• **Exercise objective**
Filter the listing and keep only the lines with the word "sich".

• **Dataset entries**
================================

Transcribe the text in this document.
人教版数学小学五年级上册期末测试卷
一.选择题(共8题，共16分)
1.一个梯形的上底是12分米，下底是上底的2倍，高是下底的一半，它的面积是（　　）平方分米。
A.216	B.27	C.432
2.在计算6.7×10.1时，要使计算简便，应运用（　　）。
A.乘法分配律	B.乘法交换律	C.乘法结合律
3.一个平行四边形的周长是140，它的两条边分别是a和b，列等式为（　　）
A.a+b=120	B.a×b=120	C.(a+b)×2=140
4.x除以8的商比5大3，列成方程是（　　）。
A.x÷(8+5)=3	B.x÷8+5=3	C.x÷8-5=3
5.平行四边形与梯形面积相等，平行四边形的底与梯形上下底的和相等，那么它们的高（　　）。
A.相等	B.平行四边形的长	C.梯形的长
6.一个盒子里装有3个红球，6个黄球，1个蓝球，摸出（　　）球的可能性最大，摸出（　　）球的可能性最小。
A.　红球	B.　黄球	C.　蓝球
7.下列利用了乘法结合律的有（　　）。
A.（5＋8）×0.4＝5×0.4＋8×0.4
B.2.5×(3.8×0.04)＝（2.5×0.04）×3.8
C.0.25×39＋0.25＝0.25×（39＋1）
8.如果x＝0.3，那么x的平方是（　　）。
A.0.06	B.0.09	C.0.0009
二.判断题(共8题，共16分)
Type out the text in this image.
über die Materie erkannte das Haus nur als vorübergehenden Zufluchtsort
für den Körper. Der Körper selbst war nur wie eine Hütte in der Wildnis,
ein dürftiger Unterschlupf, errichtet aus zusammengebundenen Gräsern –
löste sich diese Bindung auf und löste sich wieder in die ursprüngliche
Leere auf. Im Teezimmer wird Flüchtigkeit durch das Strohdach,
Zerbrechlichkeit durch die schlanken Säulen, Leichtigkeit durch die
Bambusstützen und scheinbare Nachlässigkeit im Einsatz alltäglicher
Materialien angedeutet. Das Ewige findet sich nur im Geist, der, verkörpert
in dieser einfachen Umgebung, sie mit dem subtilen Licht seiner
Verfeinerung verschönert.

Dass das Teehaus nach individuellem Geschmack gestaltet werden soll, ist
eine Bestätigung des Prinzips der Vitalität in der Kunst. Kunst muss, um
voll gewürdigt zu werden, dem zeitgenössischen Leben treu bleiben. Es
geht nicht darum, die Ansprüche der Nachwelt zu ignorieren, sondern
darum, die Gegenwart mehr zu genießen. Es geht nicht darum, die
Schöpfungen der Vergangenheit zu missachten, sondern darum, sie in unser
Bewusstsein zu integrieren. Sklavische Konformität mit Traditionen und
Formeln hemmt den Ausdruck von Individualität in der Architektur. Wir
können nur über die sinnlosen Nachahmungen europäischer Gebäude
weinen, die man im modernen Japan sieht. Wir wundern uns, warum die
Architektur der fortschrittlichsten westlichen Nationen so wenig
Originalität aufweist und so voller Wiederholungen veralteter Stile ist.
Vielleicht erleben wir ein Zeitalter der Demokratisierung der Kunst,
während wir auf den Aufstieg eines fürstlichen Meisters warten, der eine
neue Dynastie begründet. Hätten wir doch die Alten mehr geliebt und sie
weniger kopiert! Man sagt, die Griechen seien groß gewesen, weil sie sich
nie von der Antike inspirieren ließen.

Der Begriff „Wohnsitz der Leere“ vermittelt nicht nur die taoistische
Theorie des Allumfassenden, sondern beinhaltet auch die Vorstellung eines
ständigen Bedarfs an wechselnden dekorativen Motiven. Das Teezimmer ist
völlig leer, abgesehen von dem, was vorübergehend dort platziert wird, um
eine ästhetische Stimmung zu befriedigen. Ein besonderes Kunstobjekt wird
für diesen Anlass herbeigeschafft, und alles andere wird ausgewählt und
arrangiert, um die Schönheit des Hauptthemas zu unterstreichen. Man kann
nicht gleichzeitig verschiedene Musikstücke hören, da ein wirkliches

================================

• **Right answer**
löste sich diese Bindung auf und löste sich wieder in die ursprüngliche
Materialien angedeutet. Das Ewige findet sich nur im Geist, der, verkörpert
weniger kopiert! Man sagt, die Griechen seien groß gewesen, weil sie sich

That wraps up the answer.